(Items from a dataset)
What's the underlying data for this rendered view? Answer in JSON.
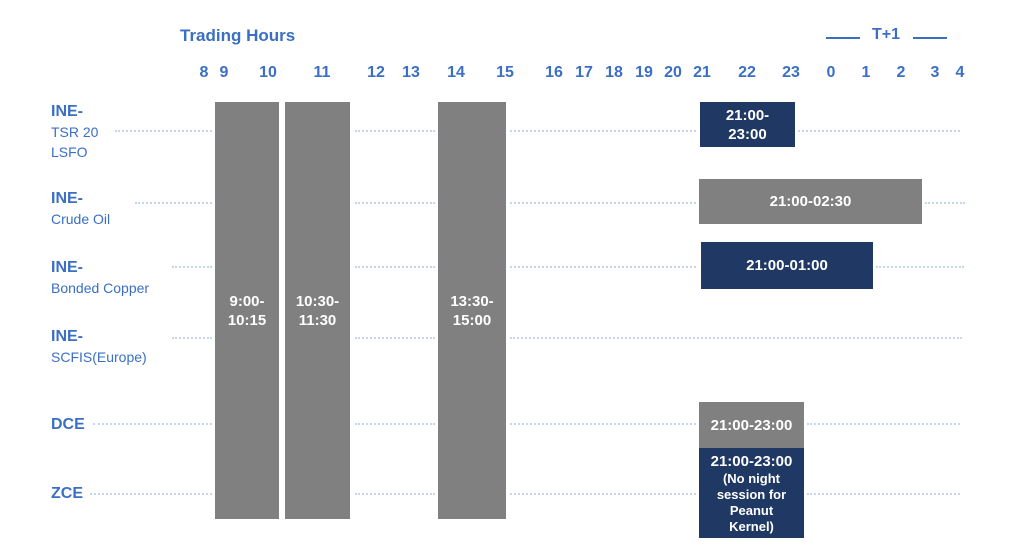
{
  "header": {
    "title": "Trading Hours",
    "next_day_label": "T+1"
  },
  "hour_ticks": [
    "8",
    "9",
    "10",
    "11",
    "12",
    "13",
    "14",
    "15",
    "16",
    "17",
    "18",
    "19",
    "20",
    "21",
    "22",
    "23",
    "0",
    "1",
    "2",
    "3",
    "4"
  ],
  "rows": [
    {
      "code": "INE-",
      "name": "TSR 20\nLSFO"
    },
    {
      "code": "INE-",
      "name": "Crude Oil"
    },
    {
      "code": "INE-",
      "name": "Bonded Copper"
    },
    {
      "code": "INE-",
      "name": "SCFIS(Europe)"
    },
    {
      "code": "DCE",
      "name": ""
    },
    {
      "code": "ZCE",
      "name": ""
    }
  ],
  "day_sessions": [
    "9:00-\n10:15",
    "10:30-\n11:30",
    "13:30-\n15:00"
  ],
  "night_sessions": [
    {
      "label": "21:00-\n23:00",
      "color": "#1f3864"
    },
    {
      "label": "21:00-02:30",
      "color": "#808080"
    },
    {
      "label": "21:00-01:00",
      "color": "#1f3864"
    },
    {
      "label": "21:00-23:00",
      "color": "#808080"
    },
    {
      "label": "21:00-23:00",
      "note": "(No night\nsession for\nPeanut\nKernel)",
      "color": "#1f3864"
    }
  ],
  "colors": {
    "accent": "#3a6fc4",
    "day_session": "#808080",
    "night_navy": "#1f3864",
    "night_grey": "#808080",
    "dotted_line": "#c5d6ee"
  }
}
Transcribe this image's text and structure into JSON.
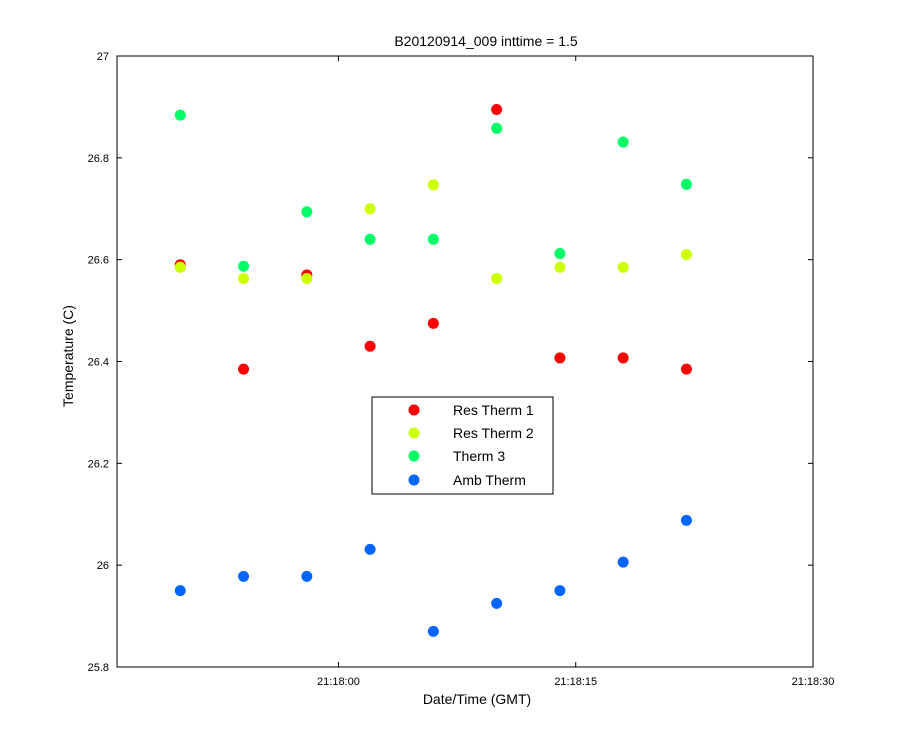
{
  "chart_data": {
    "type": "scatter",
    "title": "B20120914_009 inttime = 1.5",
    "xlabel": "Date/Time (GMT)",
    "ylabel": "Temperature (C)",
    "xlim": [
      "21:17:46",
      "21:18:30"
    ],
    "ylim": [
      25.8,
      27.0
    ],
    "x_ticks": [
      "21:18:00",
      "21:18:15",
      "21:18:30"
    ],
    "y_ticks": [
      "25.8",
      "26",
      "26.2",
      "26.4",
      "26.6",
      "26.8",
      "27"
    ],
    "x": [
      "21:17:50",
      "21:17:54",
      "21:17:58",
      "21:18:02",
      "21:18:06",
      "21:18:10",
      "21:18:14",
      "21:18:18",
      "21:18:22"
    ],
    "legend_position": "center",
    "grid": false,
    "series": [
      {
        "name": "Res Therm 1",
        "color": "#ff0000",
        "values": [
          26.59,
          26.385,
          26.57,
          26.43,
          26.475,
          26.895,
          26.407,
          26.407,
          26.385
        ]
      },
      {
        "name": "Res Therm 2",
        "color": "#ccff00",
        "values": [
          26.585,
          26.563,
          26.563,
          26.7,
          26.747,
          26.563,
          26.585,
          26.585,
          26.61
        ]
      },
      {
        "name": "Therm 3",
        "color": "#00ff66",
        "values": [
          26.884,
          26.587,
          26.694,
          26.64,
          26.64,
          26.858,
          26.612,
          26.831,
          26.748
        ]
      },
      {
        "name": "Amb Therm",
        "color": "#0066ff",
        "values": [
          25.95,
          25.978,
          25.978,
          26.031,
          25.87,
          25.925,
          25.95,
          26.006,
          26.088
        ]
      }
    ]
  }
}
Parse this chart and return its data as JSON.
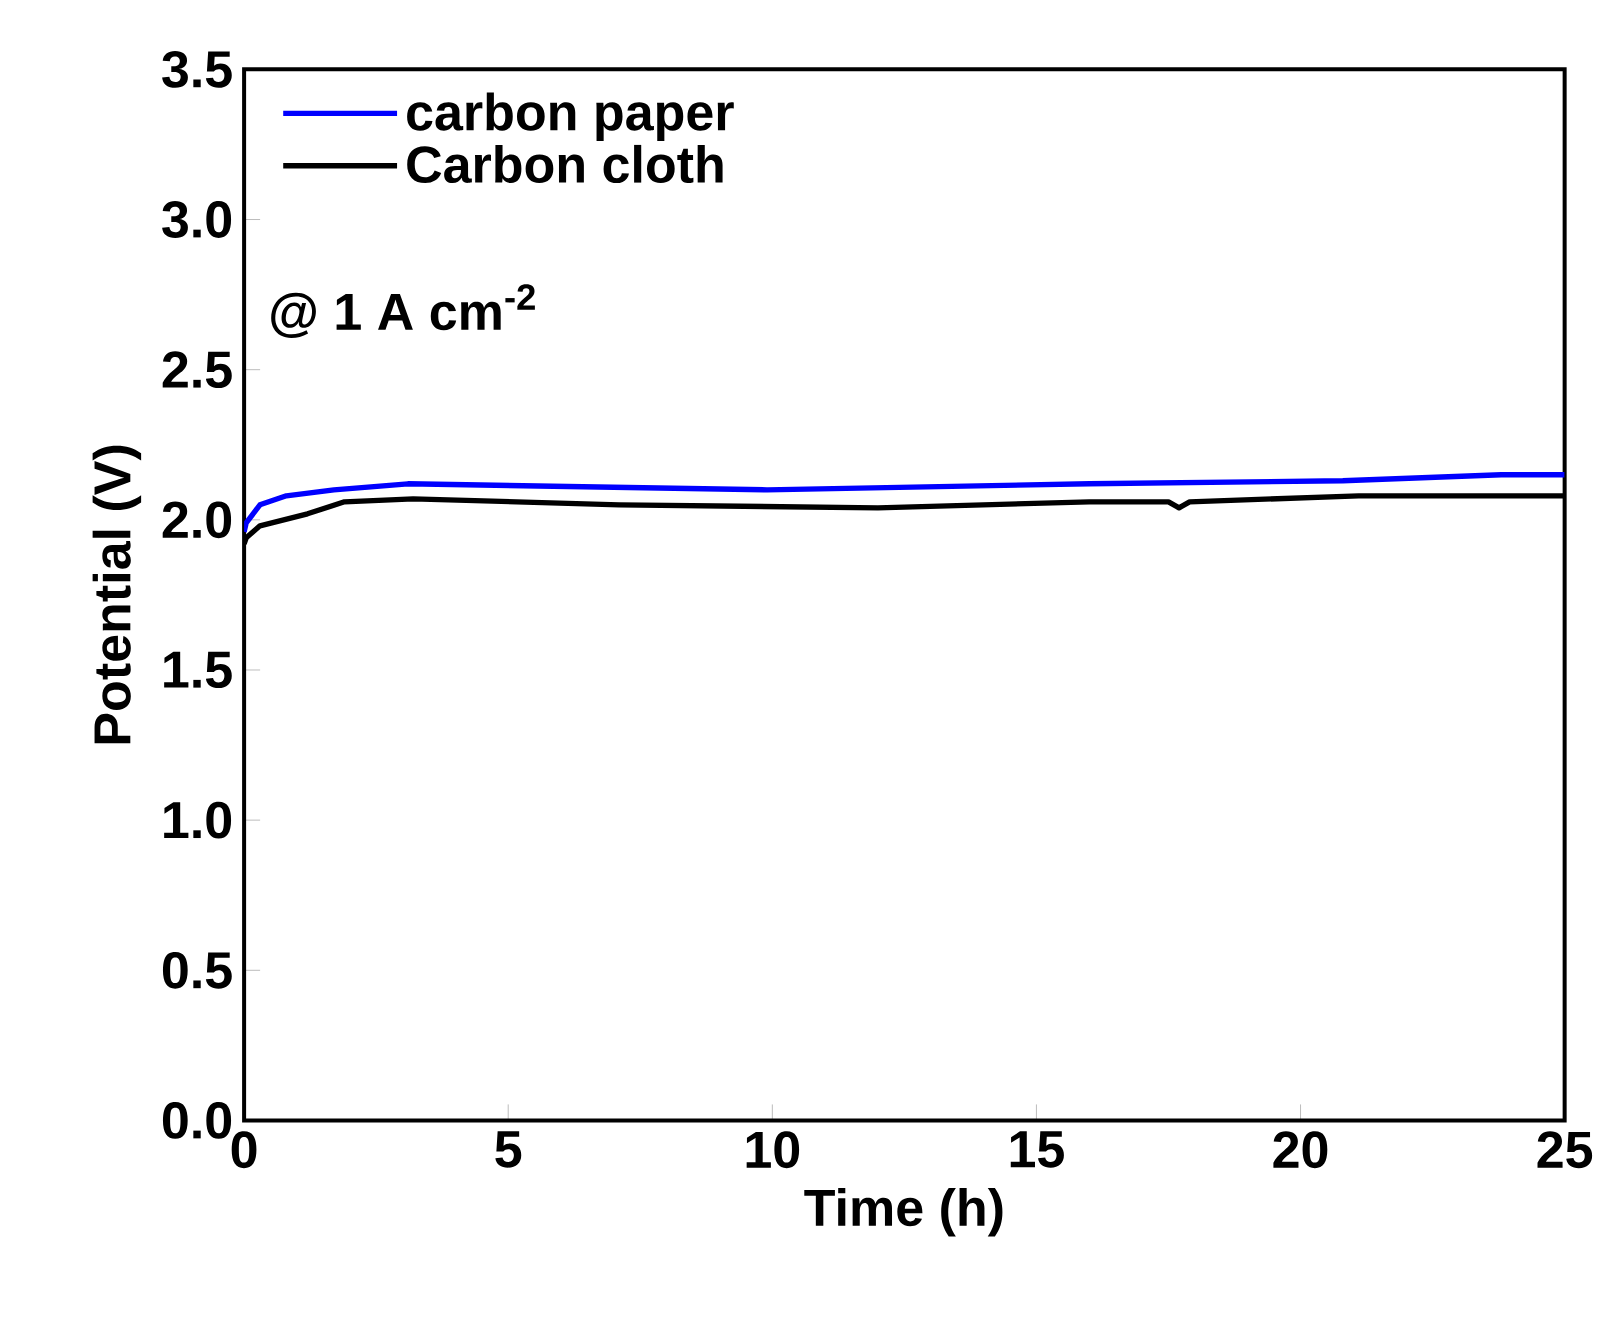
{
  "chart_data": {
    "type": "line",
    "xlabel": "Time (h)",
    "ylabel": "Potential (V)",
    "annotations": [
      "@ 1 A cm$^{-2}$"
    ],
    "xlim": [
      0,
      25
    ],
    "xticks": [
      0,
      5,
      10,
      15,
      20,
      25
    ],
    "ylim": [
      0,
      3.5
    ],
    "yticks": [
      {
        "value": 0,
        "label": "0.0"
      },
      {
        "value": 0.5,
        "label": "0.5"
      },
      {
        "value": 1,
        "label": "1.0"
      },
      {
        "value": 1.5,
        "label": "1.5"
      },
      {
        "value": 2,
        "label": "2.0"
      },
      {
        "value": 2.5,
        "label": "2.5"
      },
      {
        "value": 3,
        "label": "3.0"
      },
      {
        "value": 3.5,
        "label": "3.5"
      }
    ],
    "grid": false,
    "legend": "top left",
    "marker": "none",
    "line_style": "solid",
    "series": [
      {
        "name": "carbon paper",
        "color": "#0000ff",
        "x": [
          0,
          0.04,
          0.3,
          0.8,
          1.7,
          3.1,
          9.9,
          16.0,
          20.8,
          23.8,
          25
        ],
        "values": [
          1.96,
          1.99,
          2.05,
          2.08,
          2.1,
          2.12,
          2.1,
          2.12,
          2.13,
          2.15,
          2.15
        ]
      },
      {
        "name": "Carbon cloth",
        "color": "#000000",
        "x": [
          0,
          0.04,
          0.3,
          1.2,
          1.9,
          3.2,
          7.1,
          12.0,
          16.0,
          17.5,
          17.7,
          17.9,
          21.1,
          25
        ],
        "values": [
          1.92,
          1.94,
          1.98,
          2.02,
          2.06,
          2.07,
          2.05,
          2.04,
          2.06,
          2.06,
          2.04,
          2.06,
          2.08,
          2.08
        ]
      }
    ]
  }
}
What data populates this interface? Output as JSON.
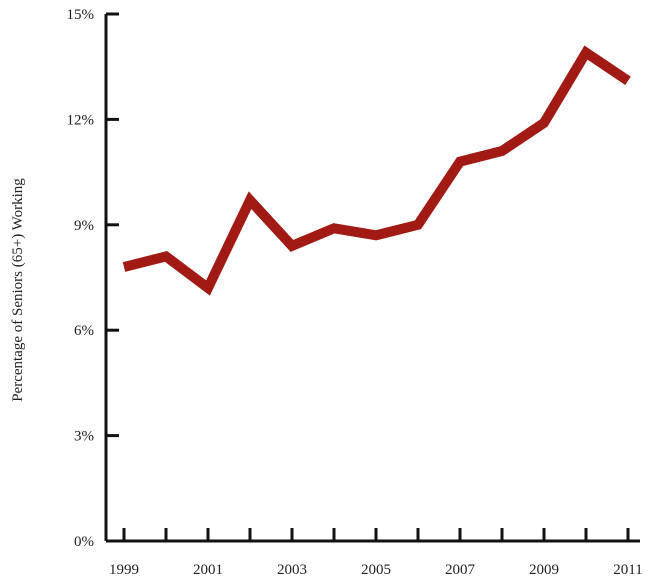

• Work instructions: Collect from the data above every line that includes "name".

• Correct result:
      "name": "TSR 20\nLSFO"
      "name": "Crude Oil"
      "name": "Bonded Copper"
      "name": "SCFIS(Europe)"
      "name": ""
      "name": ""
        "name": "Res Therm 1",
        "name": "Res Therm 2",
        "name": "Therm 3",
        "name": "Amb Therm",
        "name": "carbon paper",
        "name": "Carbon cloth",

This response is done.